Prompt: Lines containing the string "annos" are to be counted. Write only how many there are.

— Start Given entries —

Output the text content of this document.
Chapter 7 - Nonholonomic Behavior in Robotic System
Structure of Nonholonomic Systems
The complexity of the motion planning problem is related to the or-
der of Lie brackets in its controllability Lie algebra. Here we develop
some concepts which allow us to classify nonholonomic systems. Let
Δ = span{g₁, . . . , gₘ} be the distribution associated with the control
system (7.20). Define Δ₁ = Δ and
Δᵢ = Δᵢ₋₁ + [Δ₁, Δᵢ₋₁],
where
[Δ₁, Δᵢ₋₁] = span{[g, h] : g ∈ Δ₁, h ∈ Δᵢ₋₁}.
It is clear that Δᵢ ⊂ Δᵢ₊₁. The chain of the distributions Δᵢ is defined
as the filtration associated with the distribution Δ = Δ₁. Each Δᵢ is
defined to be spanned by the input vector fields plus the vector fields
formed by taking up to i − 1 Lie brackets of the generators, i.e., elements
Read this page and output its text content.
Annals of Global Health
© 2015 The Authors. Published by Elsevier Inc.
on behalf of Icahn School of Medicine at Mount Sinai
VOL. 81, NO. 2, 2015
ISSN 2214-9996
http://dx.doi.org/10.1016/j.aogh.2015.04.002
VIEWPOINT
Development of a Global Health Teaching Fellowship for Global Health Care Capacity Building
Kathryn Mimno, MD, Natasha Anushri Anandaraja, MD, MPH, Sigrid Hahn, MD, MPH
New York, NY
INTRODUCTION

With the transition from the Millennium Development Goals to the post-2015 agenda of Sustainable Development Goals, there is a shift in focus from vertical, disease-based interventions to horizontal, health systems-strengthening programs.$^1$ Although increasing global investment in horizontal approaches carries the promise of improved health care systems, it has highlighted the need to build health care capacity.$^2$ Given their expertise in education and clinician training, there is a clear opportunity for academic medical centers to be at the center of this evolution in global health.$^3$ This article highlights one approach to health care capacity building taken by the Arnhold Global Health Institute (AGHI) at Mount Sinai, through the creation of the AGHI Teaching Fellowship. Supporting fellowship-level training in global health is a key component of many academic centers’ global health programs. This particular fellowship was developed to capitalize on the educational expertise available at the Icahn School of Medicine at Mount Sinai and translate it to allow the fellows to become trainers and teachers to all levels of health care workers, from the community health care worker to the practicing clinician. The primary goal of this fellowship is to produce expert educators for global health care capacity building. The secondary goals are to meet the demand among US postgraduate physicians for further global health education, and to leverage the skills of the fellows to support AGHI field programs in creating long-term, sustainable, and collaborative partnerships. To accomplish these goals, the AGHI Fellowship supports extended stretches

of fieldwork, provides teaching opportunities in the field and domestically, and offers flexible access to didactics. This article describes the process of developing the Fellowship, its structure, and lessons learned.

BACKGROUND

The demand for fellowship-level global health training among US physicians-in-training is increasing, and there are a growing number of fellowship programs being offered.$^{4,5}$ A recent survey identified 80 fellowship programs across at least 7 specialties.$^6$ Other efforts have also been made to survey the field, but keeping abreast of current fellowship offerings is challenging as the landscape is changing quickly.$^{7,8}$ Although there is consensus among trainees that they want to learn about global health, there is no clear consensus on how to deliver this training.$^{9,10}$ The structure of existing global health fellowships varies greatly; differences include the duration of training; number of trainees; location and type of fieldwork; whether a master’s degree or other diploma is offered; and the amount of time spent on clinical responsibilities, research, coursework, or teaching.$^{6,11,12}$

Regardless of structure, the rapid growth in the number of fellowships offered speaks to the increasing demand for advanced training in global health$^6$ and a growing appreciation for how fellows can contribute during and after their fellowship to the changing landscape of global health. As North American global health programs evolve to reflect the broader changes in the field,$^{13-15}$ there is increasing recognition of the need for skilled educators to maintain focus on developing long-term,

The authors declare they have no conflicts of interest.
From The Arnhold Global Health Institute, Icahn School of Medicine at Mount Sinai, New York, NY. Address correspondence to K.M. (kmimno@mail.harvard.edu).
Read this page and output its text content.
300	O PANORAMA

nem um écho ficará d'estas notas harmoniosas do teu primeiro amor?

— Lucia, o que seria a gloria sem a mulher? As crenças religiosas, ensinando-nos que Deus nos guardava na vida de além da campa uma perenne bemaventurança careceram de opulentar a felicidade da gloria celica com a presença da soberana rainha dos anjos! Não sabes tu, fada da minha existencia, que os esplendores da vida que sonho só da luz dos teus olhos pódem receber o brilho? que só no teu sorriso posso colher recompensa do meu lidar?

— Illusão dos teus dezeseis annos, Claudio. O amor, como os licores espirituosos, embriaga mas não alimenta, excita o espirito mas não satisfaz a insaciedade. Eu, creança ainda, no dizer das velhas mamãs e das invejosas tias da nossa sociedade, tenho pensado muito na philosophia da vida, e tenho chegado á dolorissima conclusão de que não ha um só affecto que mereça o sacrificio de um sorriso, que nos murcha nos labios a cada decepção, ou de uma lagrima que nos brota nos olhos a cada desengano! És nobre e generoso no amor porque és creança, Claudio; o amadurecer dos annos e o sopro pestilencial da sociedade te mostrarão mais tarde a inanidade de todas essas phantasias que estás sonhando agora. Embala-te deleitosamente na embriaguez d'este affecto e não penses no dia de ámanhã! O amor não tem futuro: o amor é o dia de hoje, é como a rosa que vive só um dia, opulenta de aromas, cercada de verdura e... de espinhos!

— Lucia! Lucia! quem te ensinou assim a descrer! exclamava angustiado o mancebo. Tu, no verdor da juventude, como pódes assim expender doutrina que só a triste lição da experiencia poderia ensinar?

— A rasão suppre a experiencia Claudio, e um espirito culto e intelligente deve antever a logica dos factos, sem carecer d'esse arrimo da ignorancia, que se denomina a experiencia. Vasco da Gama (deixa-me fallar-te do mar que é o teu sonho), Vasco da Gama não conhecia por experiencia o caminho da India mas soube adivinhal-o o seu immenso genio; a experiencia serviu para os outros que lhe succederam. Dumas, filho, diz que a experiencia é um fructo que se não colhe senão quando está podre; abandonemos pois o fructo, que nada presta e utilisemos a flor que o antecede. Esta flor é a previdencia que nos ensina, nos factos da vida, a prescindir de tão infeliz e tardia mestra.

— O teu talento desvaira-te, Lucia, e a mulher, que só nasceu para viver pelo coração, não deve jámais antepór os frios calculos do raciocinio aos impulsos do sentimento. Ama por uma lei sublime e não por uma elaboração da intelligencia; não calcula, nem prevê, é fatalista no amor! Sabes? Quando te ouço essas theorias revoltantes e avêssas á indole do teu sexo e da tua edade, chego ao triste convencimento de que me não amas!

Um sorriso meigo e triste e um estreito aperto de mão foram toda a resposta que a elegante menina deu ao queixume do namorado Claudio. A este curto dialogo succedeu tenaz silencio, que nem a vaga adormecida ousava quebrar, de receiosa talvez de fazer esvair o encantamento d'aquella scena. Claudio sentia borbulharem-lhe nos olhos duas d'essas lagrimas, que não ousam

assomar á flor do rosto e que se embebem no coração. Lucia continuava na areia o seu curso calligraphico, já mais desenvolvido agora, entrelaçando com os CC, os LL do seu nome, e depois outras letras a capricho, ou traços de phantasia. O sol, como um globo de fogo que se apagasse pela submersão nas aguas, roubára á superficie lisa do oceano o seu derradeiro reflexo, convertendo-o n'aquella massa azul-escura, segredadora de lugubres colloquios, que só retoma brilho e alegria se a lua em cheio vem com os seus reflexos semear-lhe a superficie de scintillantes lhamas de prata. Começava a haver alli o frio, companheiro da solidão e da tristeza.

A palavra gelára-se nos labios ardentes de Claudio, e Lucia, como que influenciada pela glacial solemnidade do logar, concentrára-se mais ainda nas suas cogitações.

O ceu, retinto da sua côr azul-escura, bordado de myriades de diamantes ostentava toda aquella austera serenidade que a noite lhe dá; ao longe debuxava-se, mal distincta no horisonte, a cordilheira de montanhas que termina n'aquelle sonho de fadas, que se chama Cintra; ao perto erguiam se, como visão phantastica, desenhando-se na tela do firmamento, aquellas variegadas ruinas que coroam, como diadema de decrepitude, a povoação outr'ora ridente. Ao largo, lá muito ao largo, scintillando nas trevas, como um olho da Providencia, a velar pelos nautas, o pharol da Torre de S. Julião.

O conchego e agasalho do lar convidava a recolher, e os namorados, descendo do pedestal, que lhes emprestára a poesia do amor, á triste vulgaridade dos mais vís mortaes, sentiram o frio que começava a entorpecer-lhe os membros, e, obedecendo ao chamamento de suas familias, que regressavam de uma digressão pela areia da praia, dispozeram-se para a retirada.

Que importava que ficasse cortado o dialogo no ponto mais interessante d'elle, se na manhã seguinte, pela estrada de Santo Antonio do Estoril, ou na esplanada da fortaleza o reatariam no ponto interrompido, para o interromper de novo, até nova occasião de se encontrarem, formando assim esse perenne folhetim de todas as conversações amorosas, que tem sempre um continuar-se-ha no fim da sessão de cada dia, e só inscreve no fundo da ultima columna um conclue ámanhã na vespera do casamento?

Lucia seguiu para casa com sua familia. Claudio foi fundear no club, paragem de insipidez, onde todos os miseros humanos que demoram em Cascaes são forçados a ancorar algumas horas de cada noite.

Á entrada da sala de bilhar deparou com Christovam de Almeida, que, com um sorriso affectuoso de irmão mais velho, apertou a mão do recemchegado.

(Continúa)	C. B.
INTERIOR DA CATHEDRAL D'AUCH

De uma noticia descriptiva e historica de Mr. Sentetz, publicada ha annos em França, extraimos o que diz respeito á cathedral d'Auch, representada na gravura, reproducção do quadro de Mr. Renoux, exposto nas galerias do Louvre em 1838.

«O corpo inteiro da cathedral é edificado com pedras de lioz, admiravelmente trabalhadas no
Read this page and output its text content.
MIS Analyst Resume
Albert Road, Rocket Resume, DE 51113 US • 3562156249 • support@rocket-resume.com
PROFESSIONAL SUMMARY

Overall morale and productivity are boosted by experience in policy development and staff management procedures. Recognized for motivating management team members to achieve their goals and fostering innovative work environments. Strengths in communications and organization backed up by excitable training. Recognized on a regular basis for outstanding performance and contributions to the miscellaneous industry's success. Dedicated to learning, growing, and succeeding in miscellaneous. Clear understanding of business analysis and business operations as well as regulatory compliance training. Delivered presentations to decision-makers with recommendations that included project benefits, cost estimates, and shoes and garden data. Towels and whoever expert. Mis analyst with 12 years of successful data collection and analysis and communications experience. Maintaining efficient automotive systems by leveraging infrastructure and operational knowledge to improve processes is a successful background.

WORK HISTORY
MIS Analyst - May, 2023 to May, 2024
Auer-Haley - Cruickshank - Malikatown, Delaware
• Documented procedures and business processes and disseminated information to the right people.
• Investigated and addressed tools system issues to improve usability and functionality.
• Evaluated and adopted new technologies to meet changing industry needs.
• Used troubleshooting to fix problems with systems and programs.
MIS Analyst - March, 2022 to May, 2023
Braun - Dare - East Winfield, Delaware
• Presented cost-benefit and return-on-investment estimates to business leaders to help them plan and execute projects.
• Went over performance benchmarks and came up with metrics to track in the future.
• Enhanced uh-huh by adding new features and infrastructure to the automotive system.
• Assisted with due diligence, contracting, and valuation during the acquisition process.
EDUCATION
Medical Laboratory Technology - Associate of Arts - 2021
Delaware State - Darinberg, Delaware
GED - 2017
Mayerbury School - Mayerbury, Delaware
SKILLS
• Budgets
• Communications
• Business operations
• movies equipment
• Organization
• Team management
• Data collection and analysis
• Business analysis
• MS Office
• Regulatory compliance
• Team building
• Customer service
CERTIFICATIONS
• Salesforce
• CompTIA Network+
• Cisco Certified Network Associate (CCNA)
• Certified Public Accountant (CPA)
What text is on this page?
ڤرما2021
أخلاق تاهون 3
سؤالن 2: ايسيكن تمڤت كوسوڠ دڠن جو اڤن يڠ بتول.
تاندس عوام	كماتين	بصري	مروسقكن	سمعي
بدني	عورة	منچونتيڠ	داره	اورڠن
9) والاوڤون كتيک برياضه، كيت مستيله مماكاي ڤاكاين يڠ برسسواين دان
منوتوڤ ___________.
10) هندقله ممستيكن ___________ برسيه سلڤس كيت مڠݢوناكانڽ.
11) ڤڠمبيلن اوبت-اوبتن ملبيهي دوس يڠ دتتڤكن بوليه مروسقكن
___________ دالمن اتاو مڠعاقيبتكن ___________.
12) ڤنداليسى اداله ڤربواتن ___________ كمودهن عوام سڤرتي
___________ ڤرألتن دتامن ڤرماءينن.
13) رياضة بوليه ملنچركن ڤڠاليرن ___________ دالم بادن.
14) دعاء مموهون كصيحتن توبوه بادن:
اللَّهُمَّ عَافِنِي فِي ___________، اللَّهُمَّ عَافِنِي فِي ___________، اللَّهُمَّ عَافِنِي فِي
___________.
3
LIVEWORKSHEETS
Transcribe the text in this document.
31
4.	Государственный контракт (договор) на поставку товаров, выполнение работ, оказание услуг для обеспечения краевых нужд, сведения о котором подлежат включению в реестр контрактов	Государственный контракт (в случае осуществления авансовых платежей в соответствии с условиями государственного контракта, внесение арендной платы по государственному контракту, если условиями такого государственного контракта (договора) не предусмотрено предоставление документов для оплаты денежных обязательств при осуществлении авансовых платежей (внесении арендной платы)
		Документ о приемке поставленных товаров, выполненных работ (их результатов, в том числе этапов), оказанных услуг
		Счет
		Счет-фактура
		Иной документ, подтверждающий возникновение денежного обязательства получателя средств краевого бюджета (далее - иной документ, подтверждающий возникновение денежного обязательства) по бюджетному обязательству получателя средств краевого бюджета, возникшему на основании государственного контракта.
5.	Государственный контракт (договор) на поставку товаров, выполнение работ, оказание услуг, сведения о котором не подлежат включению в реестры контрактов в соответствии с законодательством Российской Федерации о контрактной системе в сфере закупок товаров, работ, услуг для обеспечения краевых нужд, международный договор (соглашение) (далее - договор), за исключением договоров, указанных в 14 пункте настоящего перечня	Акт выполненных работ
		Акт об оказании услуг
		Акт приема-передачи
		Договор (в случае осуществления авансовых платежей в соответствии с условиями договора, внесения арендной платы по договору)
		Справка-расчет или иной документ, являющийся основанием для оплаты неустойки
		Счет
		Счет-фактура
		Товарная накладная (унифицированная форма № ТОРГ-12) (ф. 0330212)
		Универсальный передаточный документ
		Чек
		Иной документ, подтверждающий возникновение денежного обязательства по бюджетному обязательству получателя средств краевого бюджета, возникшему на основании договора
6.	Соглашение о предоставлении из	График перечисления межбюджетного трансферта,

— End Given entries —

Response to this exercise: 2